RECORDED INFORMATION:
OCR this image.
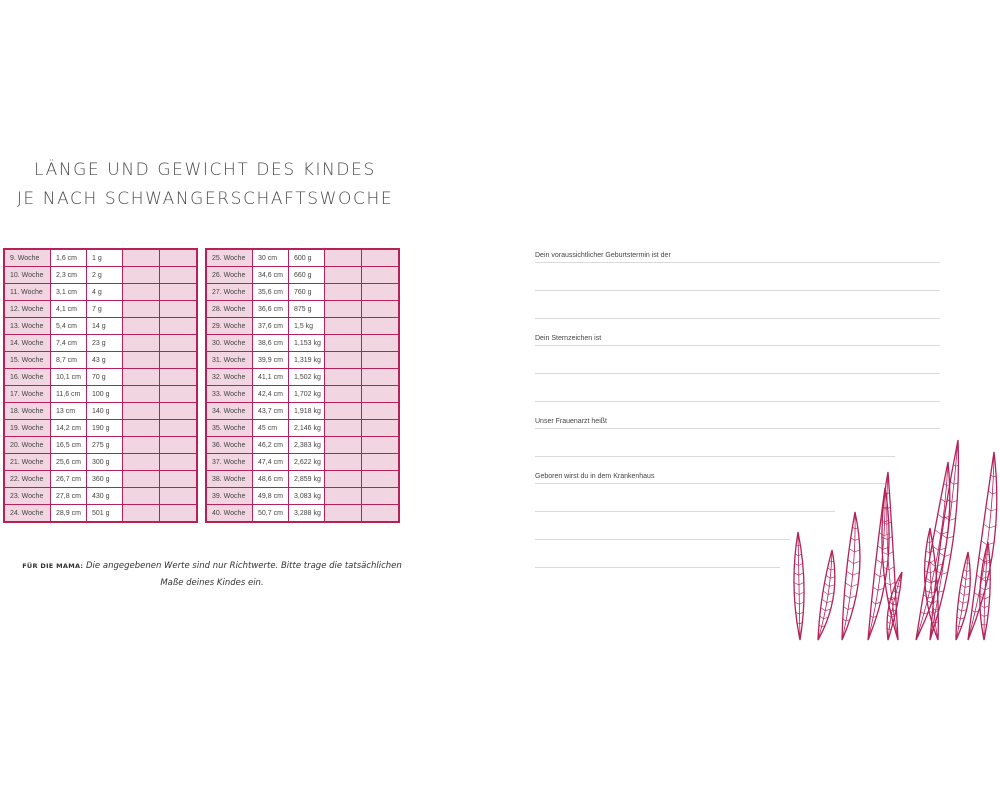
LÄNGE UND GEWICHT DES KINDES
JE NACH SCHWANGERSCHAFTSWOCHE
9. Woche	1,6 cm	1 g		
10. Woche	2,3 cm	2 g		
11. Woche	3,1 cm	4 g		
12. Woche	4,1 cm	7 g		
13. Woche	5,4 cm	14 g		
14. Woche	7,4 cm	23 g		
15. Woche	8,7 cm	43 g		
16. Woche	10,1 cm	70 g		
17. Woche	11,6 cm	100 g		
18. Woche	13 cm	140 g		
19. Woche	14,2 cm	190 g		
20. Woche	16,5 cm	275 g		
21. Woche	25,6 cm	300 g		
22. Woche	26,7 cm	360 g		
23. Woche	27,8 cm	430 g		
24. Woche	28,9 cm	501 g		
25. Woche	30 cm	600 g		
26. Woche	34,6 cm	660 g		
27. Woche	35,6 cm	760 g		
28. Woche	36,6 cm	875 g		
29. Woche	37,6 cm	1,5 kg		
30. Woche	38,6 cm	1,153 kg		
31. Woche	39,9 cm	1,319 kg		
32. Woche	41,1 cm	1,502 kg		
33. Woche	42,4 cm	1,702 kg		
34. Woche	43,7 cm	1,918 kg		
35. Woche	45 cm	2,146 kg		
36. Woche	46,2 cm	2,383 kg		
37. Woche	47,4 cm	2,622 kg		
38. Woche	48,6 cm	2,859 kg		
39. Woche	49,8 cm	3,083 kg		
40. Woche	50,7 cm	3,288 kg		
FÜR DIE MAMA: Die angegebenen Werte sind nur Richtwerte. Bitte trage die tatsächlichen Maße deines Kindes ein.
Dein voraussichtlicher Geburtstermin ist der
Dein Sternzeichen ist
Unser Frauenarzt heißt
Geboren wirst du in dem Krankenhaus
...
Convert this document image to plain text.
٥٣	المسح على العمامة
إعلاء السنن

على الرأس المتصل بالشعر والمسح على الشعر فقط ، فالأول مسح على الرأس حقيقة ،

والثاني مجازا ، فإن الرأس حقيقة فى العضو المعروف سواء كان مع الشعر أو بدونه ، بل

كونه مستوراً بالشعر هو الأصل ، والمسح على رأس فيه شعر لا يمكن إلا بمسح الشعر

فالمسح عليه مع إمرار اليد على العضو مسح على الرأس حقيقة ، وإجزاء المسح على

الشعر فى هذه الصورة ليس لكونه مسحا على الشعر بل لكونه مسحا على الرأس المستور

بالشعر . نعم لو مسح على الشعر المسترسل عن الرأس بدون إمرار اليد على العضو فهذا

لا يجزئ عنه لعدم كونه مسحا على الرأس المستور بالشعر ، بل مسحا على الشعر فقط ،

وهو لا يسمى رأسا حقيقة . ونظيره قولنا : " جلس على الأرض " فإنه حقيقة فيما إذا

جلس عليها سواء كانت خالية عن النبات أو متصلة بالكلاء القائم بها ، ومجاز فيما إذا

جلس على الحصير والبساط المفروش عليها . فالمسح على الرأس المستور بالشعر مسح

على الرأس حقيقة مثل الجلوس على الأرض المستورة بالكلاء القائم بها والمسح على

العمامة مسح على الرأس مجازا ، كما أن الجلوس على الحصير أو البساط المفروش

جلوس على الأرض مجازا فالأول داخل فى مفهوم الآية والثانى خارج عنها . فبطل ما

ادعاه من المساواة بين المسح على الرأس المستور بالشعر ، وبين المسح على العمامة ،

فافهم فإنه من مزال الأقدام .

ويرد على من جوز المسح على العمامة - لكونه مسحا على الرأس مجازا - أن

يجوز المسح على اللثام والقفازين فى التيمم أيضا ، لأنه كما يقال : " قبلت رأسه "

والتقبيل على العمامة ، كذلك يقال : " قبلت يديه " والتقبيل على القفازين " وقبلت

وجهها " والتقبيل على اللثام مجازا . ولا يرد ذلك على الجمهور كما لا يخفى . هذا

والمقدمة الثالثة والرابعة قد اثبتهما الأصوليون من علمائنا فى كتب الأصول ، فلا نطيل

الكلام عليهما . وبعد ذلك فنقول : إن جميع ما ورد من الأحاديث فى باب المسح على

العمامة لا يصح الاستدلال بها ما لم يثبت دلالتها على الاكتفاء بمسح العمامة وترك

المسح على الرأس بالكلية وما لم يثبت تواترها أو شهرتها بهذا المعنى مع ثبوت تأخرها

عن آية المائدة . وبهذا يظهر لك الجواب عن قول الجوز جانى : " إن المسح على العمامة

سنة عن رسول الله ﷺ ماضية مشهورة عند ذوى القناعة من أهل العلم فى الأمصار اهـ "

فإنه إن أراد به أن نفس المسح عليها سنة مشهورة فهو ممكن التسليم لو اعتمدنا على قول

WRITTEN PROBLEM: All lines in the data that contain the word "فالأول" should be copied.

SOLUTION FOR THIS TASK:
على الرأس المتصل بالشعر والمسح على الشعر فقط ، فالأول مسح على الرأس حقيقة ،
جلوس على الأرض مجازا فالأول داخل فى مفهوم الآية والثانى خارج عنها . فبطل ما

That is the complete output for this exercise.